Set the following entries down again exactly, line by line.

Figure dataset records
════════
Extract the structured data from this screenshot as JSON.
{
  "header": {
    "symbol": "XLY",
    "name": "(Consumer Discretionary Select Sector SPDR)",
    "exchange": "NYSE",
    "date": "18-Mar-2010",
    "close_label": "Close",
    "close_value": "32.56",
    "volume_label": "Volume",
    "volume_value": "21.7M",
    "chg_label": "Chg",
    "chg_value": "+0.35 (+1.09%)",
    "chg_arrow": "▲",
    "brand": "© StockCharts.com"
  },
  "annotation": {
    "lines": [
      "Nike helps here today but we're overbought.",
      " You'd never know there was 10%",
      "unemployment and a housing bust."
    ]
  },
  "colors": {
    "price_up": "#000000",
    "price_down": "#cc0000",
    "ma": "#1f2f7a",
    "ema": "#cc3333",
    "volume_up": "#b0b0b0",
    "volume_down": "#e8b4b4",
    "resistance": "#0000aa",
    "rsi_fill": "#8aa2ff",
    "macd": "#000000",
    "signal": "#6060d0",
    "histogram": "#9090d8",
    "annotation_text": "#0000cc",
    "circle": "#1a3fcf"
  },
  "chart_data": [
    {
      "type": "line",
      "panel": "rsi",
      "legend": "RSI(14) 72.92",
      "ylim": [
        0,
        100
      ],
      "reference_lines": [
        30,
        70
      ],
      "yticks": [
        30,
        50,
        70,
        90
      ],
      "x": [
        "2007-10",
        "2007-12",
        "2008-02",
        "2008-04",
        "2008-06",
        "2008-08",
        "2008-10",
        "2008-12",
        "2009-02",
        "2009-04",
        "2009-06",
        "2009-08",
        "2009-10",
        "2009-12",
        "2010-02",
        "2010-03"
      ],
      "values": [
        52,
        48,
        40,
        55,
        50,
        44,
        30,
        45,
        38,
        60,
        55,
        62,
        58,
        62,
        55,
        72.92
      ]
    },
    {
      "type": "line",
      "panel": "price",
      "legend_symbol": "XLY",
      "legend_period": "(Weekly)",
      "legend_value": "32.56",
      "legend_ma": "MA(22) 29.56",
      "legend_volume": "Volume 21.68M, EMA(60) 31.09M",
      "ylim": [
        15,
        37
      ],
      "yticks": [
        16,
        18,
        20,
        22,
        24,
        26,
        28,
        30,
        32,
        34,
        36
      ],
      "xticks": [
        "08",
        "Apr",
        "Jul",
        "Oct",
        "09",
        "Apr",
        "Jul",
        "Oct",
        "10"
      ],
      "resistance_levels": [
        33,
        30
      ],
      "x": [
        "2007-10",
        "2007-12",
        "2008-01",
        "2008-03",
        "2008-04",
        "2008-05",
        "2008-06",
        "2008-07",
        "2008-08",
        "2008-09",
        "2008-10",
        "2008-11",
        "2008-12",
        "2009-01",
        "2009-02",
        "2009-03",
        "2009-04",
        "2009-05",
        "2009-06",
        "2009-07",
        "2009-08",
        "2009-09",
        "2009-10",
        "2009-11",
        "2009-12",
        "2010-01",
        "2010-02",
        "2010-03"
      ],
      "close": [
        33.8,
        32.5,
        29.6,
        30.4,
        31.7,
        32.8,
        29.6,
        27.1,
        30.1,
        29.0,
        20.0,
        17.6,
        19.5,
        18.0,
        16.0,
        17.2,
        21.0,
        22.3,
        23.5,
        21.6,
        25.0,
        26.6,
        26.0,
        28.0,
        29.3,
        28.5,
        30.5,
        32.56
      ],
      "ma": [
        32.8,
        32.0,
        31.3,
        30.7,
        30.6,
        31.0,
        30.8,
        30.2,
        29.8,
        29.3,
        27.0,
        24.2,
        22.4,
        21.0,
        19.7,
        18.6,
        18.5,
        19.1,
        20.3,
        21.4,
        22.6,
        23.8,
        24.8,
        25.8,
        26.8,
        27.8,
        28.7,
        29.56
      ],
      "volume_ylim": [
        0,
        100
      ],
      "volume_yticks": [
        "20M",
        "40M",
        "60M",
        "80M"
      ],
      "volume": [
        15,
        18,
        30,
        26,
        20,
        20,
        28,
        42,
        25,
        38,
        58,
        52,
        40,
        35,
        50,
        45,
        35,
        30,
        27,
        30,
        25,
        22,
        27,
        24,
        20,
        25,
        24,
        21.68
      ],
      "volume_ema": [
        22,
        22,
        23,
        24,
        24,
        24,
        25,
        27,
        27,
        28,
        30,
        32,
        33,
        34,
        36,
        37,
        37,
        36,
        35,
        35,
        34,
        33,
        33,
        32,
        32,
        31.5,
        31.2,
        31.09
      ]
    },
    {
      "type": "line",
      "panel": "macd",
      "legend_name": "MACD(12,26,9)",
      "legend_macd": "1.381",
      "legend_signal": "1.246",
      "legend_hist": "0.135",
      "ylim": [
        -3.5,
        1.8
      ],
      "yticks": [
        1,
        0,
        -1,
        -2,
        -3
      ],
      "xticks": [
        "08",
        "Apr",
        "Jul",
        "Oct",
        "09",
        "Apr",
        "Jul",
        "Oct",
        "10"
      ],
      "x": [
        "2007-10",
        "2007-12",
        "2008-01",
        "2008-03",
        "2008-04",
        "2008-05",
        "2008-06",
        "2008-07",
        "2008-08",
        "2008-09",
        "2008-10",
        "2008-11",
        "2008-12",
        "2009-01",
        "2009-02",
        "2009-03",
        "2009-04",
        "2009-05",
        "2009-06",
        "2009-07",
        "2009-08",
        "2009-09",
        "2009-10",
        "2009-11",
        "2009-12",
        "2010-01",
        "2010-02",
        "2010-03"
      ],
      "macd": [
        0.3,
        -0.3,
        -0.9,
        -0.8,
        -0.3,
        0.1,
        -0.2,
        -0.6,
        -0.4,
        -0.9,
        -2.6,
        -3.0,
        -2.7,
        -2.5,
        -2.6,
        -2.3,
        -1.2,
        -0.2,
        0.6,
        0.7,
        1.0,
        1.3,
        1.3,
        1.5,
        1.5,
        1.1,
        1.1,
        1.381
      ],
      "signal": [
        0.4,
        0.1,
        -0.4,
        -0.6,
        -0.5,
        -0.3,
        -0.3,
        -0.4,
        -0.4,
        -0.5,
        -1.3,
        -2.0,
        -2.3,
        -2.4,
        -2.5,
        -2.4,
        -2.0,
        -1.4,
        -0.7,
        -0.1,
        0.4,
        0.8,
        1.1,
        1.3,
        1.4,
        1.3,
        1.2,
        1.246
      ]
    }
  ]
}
════════
- SOLUTION TO THE PROBLEM:
Extract the structured data from this screenshot as JSON.
{
  "header": {
    "symbol": "XLY",
    "name": "(Consumer Discretionary Select Sector SPDR)",
    "exchange": "NYSE",
    "date": "18-Mar-2010",
    "close_label": "Close",
    "close_value": "32.56",
    "volume_label": "Volume",
    "volume_value": "21.7M",
    "chg_label": "Chg",
    "chg_value": "+0.35 (+1.09%)",
    "chg_arrow": "▲",
    "brand": "© StockCharts.com"
  },
  "annotation": {
    "lines": [
      "Nike helps here today but we're overbought.",
      " You'd never know there was 10%",
      "unemployment and a housing bust."
    ]
  },
  "colors": {
    "price_up": "#000000",
    "price_down": "#cc0000",
    "ma": "#1f2f7a",
    "ema": "#cc3333",
    "volume_up": "#b0b0b0",
    "volume_down": "#e8b4b4",
    "resistance": "#0000aa",
    "rsi_fill": "#8aa2ff",
    "macd": "#000000",
    "signal": "#6060d0",
    "histogram": "#9090d8",
    "annotation_text": "#0000cc",
    "circle": "#1a3fcf"
  },
  "chart_data": [
    {
      "type": "line",
      "panel": "rsi",
      "legend": "RSI(14) 72.92",
      "ylim": [
        0,
        100
      ],
      "reference_lines": [
        30,
        70
      ],
      "yticks": [
        30,
        50,
        70,
        90
      ],
      "x": [
        "2007-10",
        "2007-12",
        "2008-02",
        "2008-04",
        "2008-06",
        "2008-08",
        "2008-10",
        "2008-12",
        "2009-02",
        "2009-04",
        "2009-06",
        "2009-08",
        "2009-10",
        "2009-12",
        "2010-02",
        "2010-03"
      ],
      "values": [
        52,
        48,
        40,
        55,
        50,
        44,
        30,
        45,
        38,
        60,
        55,
        62,
        58,
        62,
        55,
        72.92
      ]
    },
    {
      "type": "line",
      "panel": "price",
      "legend_symbol": "XLY",
      "legend_period": "(Weekly)",
      "legend_value": "32.56",
      "legend_ma": "MA(22) 29.56",
      "legend_volume": "Volume 21.68M, EMA(60) 31.09M",
      "ylim": [
        15,
        37
      ],
      "yticks": [
        16,
        18,
        20,
        22,
        24,
        26,
        28,
        30,
        32,
        34,
        36
      ],
      "xticks": [
        "08",
        "Apr",
        "Jul",
        "Oct",
        "09",
        "Apr",
        "Jul",
        "Oct",
        "10"
      ],
      "resistance_levels": [
        33,
        30
      ],
      "x": [
        "2007-10",
        "2007-12",
        "2008-01",
        "2008-03",
        "2008-04",
        "2008-05",
        "2008-06",
        "2008-07",
        "2008-08",
        "2008-09",
        "2008-10",
        "2008-11",
        "2008-12",
        "2009-01",
        "2009-02",
        "2009-03",
        "2009-04",
        "2009-05",
        "2009-06",
        "2009-07",
        "2009-08",
        "2009-09",
        "2009-10",
        "2009-11",
        "2009-12",
        "2010-01",
        "2010-02",
        "2010-03"
      ],
      "close": [
        33.8,
        32.5,
        29.6,
        30.4,
        31.7,
        32.8,
        29.6,
        27.1,
        30.1,
        29.0,
        20.0,
        17.6,
        19.5,
        18.0,
        16.0,
        17.2,
        21.0,
        22.3,
        23.5,
        21.6,
        25.0,
        26.6,
        26.0,
        28.0,
        29.3,
        28.5,
        30.5,
        32.56
      ],
      "ma": [
        32.8,
        32.0,
        31.3,
        30.7,
        30.6,
        31.0,
        30.8,
        30.2,
        29.8,
        29.3,
        27.0,
        24.2,
        22.4,
        21.0,
        19.7,
        18.6,
        18.5,
        19.1,
        20.3,
        21.4,
        22.6,
        23.8,
        24.8,
        25.8,
        26.8,
        27.8,
        28.7,
        29.56
      ],
      "volume_ylim": [
        0,
        100
      ],
      "volume_yticks": [
        "20M",
        "40M",
        "60M",
        "80M"
      ],
      "volume": [
        15,
        18,
        30,
        26,
        20,
        20,
        28,
        42,
        25,
        38,
        58,
        52,
        40,
        35,
        50,
        45,
        35,
        30,
        27,
        30,
        25,
        22,
        27,
        24,
        20,
        25,
        24,
        21.68
      ],
      "volume_ema": [
        22,
        22,
        23,
        24,
        24,
        24,
        25,
        27,
        27,
        28,
        30,
        32,
        33,
        34,
        36,
        37,
        37,
        36,
        35,
        35,
        34,
        33,
        33,
        32,
        32,
        31.5,
        31.2,
        31.09
      ]
    },
    {
      "type": "line",
      "panel": "macd",
      "legend_name": "MACD(12,26,9)",
      "legend_macd": "1.381",
      "legend_signal": "1.246",
      "legend_hist": "0.135",
      "ylim": [
        -3.5,
        1.8
      ],
      "yticks": [
        1,
        0,
        -1,
        -2,
        -3
      ],
      "xticks": [
        "08",
        "Apr",
        "Jul",
        "Oct",
        "09",
        "Apr",
        "Jul",
        "Oct",
        "10"
      ],
      "x": [
        "2007-10",
        "2007-12",
        "2008-01",
        "2008-03",
        "2008-04",
        "2008-05",
        "2008-06",
        "2008-07",
        "2008-08",
        "2008-09",
        "2008-10",
        "2008-11",
        "2008-12",
        "2009-01",
        "2009-02",
        "2009-03",
        "2009-04",
        "2009-05",
        "2009-06",
        "2009-07",
        "2009-08",
        "2009-09",
        "2009-10",
        "2009-11",
        "2009-12",
        "2010-01",
        "2010-02",
        "2010-03"
      ],
      "macd": [
        0.3,
        -0.3,
        -0.9,
        -0.8,
        -0.3,
        0.1,
        -0.2,
        -0.6,
        -0.4,
        -0.9,
        -2.6,
        -3.0,
        -2.7,
        -2.5,
        -2.6,
        -2.3,
        -1.2,
        -0.2,
        0.6,
        0.7,
        1.0,
        1.3,
        1.3,
        1.5,
        1.5,
        1.1,
        1.1,
        1.381
      ],
      "signal": [
        0.4,
        0.1,
        -0.4,
        -0.6,
        -0.5,
        -0.3,
        -0.3,
        -0.4,
        -0.4,
        -0.5,
        -1.3,
        -2.0,
        -2.3,
        -2.4,
        -2.5,
        -2.4,
        -2.0,
        -1.4,
        -0.7,
        -0.1,
        0.4,
        0.8,
        1.1,
        1.3,
        1.4,
        1.3,
        1.2,
        1.246
      ]
    }
  ]
}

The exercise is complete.